Pull every line that holds the word "JSON" from the entries.

..............................

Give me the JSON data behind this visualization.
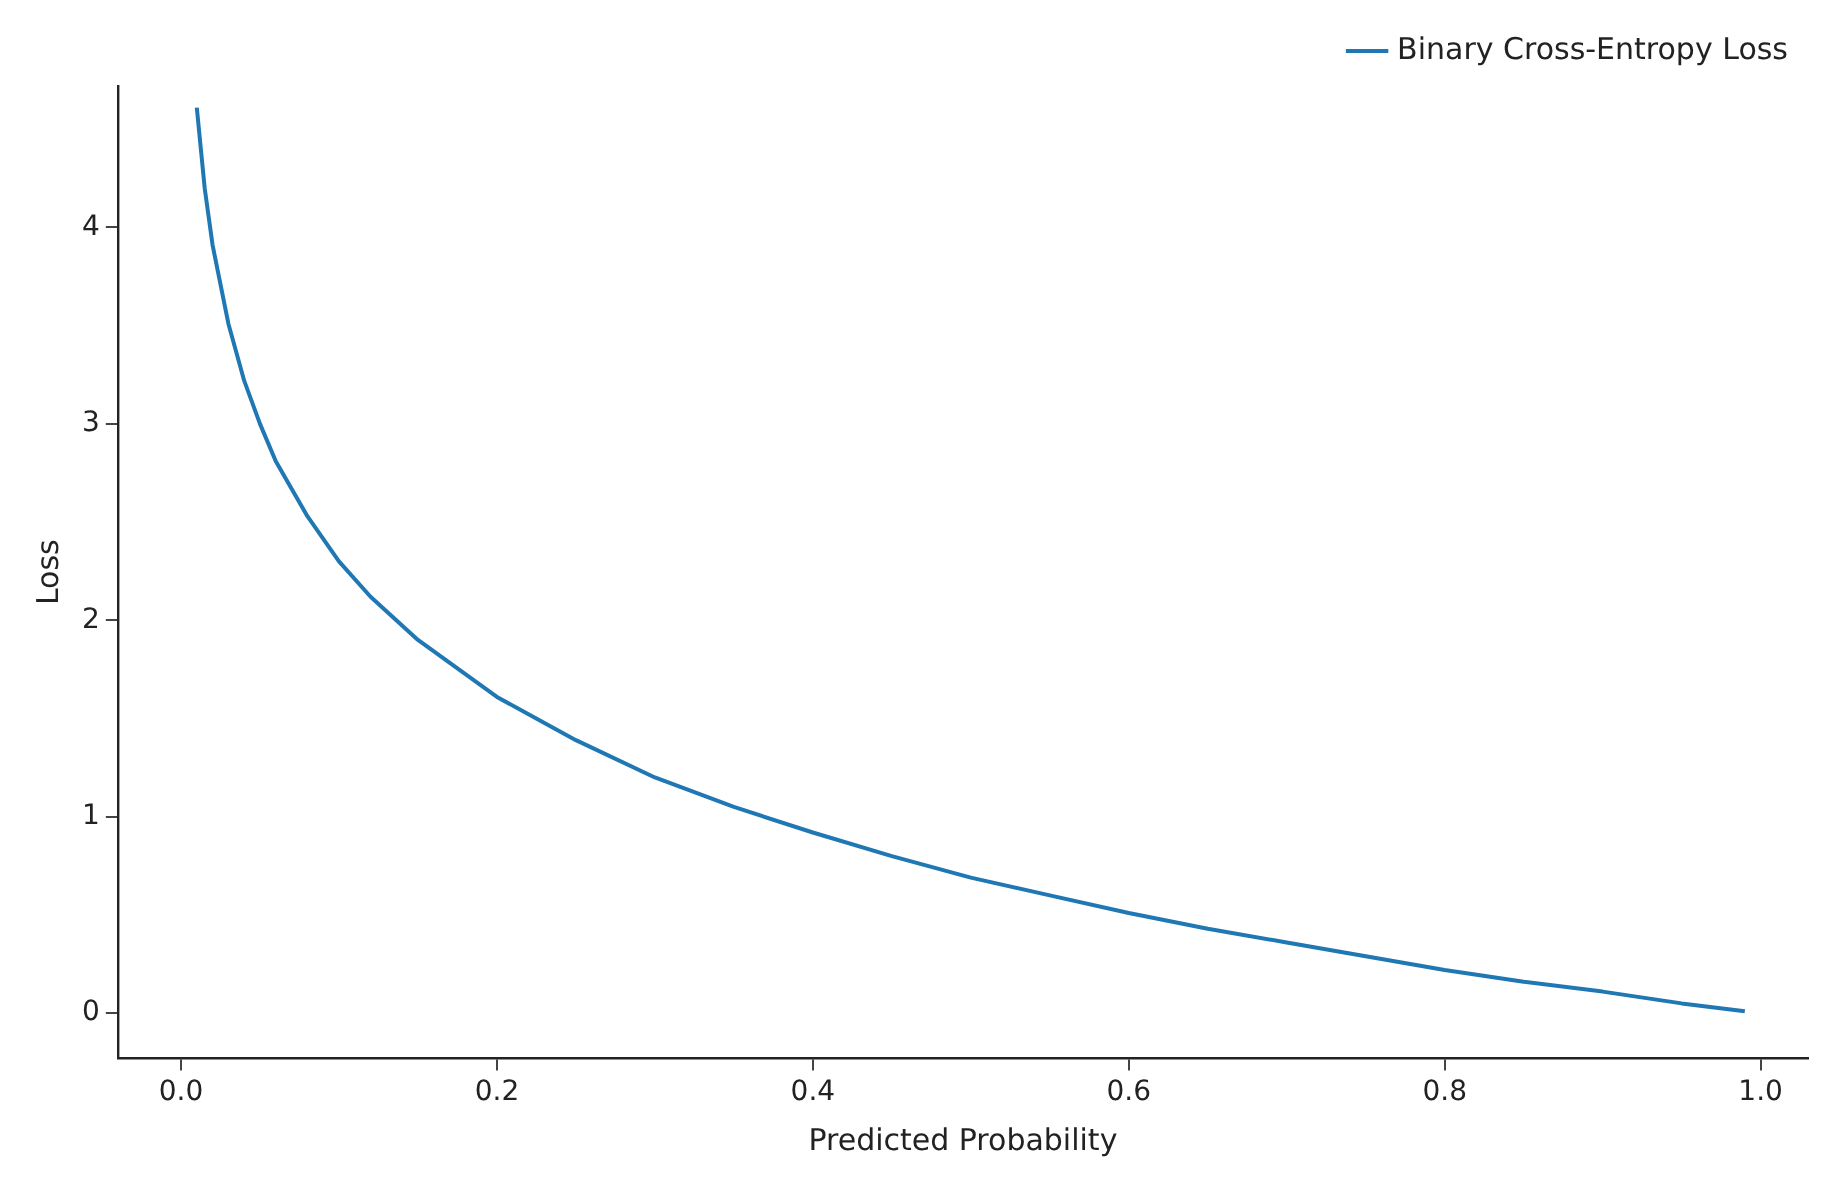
{
  "chart_data": {
    "type": "line",
    "xlabel": "Predicted Probability",
    "ylabel": "Loss",
    "x": [
      0.01,
      0.015,
      0.02,
      0.03,
      0.04,
      0.05,
      0.06,
      0.08,
      0.1,
      0.12,
      0.15,
      0.2,
      0.25,
      0.3,
      0.35,
      0.4,
      0.45,
      0.5,
      0.55,
      0.6,
      0.65,
      0.7,
      0.75,
      0.8,
      0.85,
      0.9,
      0.95,
      0.99
    ],
    "series": [
      {
        "name": "Binary Cross-Entropy Loss",
        "color": "#1f77b4",
        "values": [
          4.61,
          4.2,
          3.91,
          3.51,
          3.22,
          3.0,
          2.81,
          2.53,
          2.3,
          2.12,
          1.9,
          1.61,
          1.39,
          1.2,
          1.05,
          0.92,
          0.8,
          0.69,
          0.6,
          0.51,
          0.43,
          0.36,
          0.29,
          0.22,
          0.16,
          0.11,
          0.05,
          0.01
        ]
      }
    ],
    "xlim": [
      -0.04,
      1.03
    ],
    "xticks": [
      {
        "value": 0,
        "label": "0.0"
      },
      0.2,
      0.4,
      0.6,
      0.8,
      {
        "value": 1,
        "label": "1.0"
      }
    ],
    "ylim": [
      -0.23,
      4.72
    ],
    "yticks": [
      0,
      1,
      2,
      3,
      4
    ],
    "grid": false,
    "legend": "top right",
    "marker": "none",
    "line_style": "solid"
  }
}
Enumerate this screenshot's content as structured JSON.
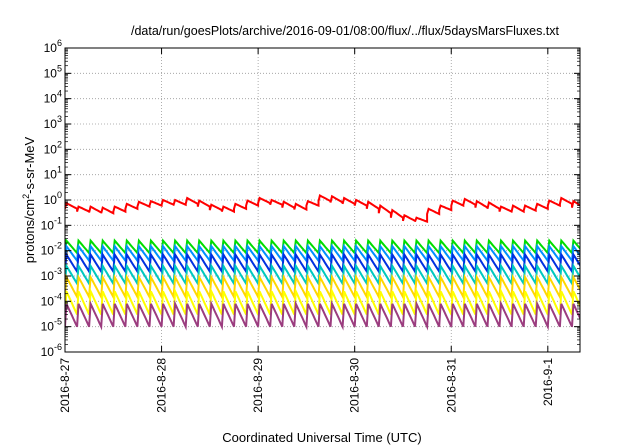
{
  "chart_data": {
    "type": "line",
    "title": "/data/run/goesPlots/archive/2016-09-01/08:00/flux/../flux/5daysMarsFluxes.txt",
    "xlabel": "Coordinated Universal Time (UTC)",
    "ylabel_parts": [
      "protons/cm",
      "2",
      "-s-sr-MeV"
    ],
    "y_scale": "log",
    "ylim": [
      1e-06,
      1000000.0
    ],
    "y_ticks": [
      {
        "base": "10",
        "exp": "-6",
        "value": -6
      },
      {
        "base": "10",
        "exp": "-5",
        "value": -5
      },
      {
        "base": "10",
        "exp": "-4",
        "value": -4
      },
      {
        "base": "10",
        "exp": "-3",
        "value": -3
      },
      {
        "base": "10",
        "exp": "-2",
        "value": -2
      },
      {
        "base": "10",
        "exp": "-1",
        "value": -1
      },
      {
        "base": "10",
        "exp": "0",
        "value": 0
      },
      {
        "base": "10",
        "exp": "1",
        "value": 1
      },
      {
        "base": "10",
        "exp": "2",
        "value": 2
      },
      {
        "base": "10",
        "exp": "3",
        "value": 3
      },
      {
        "base": "10",
        "exp": "4",
        "value": 4
      },
      {
        "base": "10",
        "exp": "5",
        "value": 5
      },
      {
        "base": "10",
        "exp": "6",
        "value": 6
      }
    ],
    "xlim": [
      "2016-08-27 00:00",
      "2016-09-01 08:00"
    ],
    "x_ticks": [
      {
        "label": "2016-8-27",
        "date": "2016-08-27"
      },
      {
        "label": "2016-8-28",
        "date": "2016-08-28"
      },
      {
        "label": "2016-8-29",
        "date": "2016-08-29"
      },
      {
        "label": "2016-8-30",
        "date": "2016-08-30"
      },
      {
        "label": "2016-8-31",
        "date": "2016-08-31"
      },
      {
        "label": "2016-9-1",
        "date": "2016-09-01"
      }
    ],
    "grid": true,
    "series": [
      {
        "color": "#ff0000",
        "cycle_hours": 3,
        "x": [
          "2016-08-27 00:00",
          "2016-08-27 03:00",
          "2016-08-27 06:00",
          "2016-08-27 09:00",
          "2016-08-27 12:00",
          "2016-08-27 15:00",
          "2016-08-27 18:00",
          "2016-08-27 21:00",
          "2016-08-28 00:00",
          "2016-08-28 03:00",
          "2016-08-28 06:00",
          "2016-08-28 09:00",
          "2016-08-28 12:00",
          "2016-08-28 15:00",
          "2016-08-28 18:00",
          "2016-08-28 21:00",
          "2016-08-29 00:00",
          "2016-08-29 03:00",
          "2016-08-29 06:00",
          "2016-08-29 09:00",
          "2016-08-29 12:00",
          "2016-08-29 15:00",
          "2016-08-29 18:00",
          "2016-08-29 21:00",
          "2016-08-30 00:00",
          "2016-08-30 03:00",
          "2016-08-30 06:00",
          "2016-08-30 09:00",
          "2016-08-30 12:00",
          "2016-08-30 15:00",
          "2016-08-30 18:00",
          "2016-08-30 21:00",
          "2016-08-31 00:00",
          "2016-08-31 03:00",
          "2016-08-31 06:00",
          "2016-08-31 09:00",
          "2016-08-31 12:00",
          "2016-08-31 15:00",
          "2016-08-31 18:00",
          "2016-08-31 21:00",
          "2016-09-01 00:00",
          "2016-09-01 03:00",
          "2016-09-01 06:00",
          "2016-09-01 08:00"
        ],
        "peaks": [
          0.75,
          0.55,
          0.55,
          0.5,
          0.55,
          0.7,
          0.85,
          0.9,
          1.0,
          1.0,
          1.2,
          0.95,
          0.65,
          0.55,
          0.7,
          0.95,
          1.2,
          1.0,
          0.85,
          0.7,
          0.9,
          1.5,
          1.4,
          1.2,
          1.0,
          0.85,
          0.6,
          0.4,
          0.25,
          0.2,
          0.45,
          0.6,
          0.95,
          1.1,
          0.9,
          0.8,
          0.55,
          0.6,
          0.6,
          0.7,
          0.95,
          1.2,
          0.9,
          1.1
        ],
        "troughs": [
          0.45,
          0.35,
          0.32,
          0.3,
          0.35,
          0.45,
          0.55,
          0.6,
          0.65,
          0.65,
          0.7,
          0.55,
          0.4,
          0.35,
          0.45,
          0.6,
          0.75,
          0.65,
          0.5,
          0.42,
          0.6,
          0.9,
          0.8,
          0.7,
          0.6,
          0.45,
          0.3,
          0.2,
          0.15,
          0.14,
          0.28,
          0.4,
          0.6,
          0.65,
          0.5,
          0.45,
          0.35,
          0.35,
          0.38,
          0.45,
          0.6,
          0.7,
          0.5,
          0.25
        ]
      },
      {
        "color": "#00dd00",
        "cycle_hours": 3,
        "peak": 0.025,
        "trough": 0.008
      },
      {
        "color": "#0090ff",
        "cycle_hours": 3,
        "peak": 0.015,
        "trough": 0.004
      },
      {
        "color": "#0030e0",
        "cycle_hours": 3,
        "peak": 0.007,
        "trough": 0.0015
      },
      {
        "color": "#00c8c0",
        "cycle_hours": 3,
        "peak": 0.0025,
        "trough": 0.0005
      },
      {
        "color": "#ffd700",
        "cycle_hours": 3,
        "peak": 0.0009,
        "trough": 0.00015
      },
      {
        "color": "#ffff00",
        "cycle_hours": 3,
        "peak": 0.00025,
        "trough": 3e-05
      },
      {
        "color": "#9b3d7f",
        "cycle_hours": 3,
        "peak": 8e-05,
        "trough": 1e-05
      }
    ]
  }
}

..............................

**OUTPUT OF THE EXERCISE**
Give me the JSON data behind this visualization.
Enumerate this screenshot's content as structured JSON.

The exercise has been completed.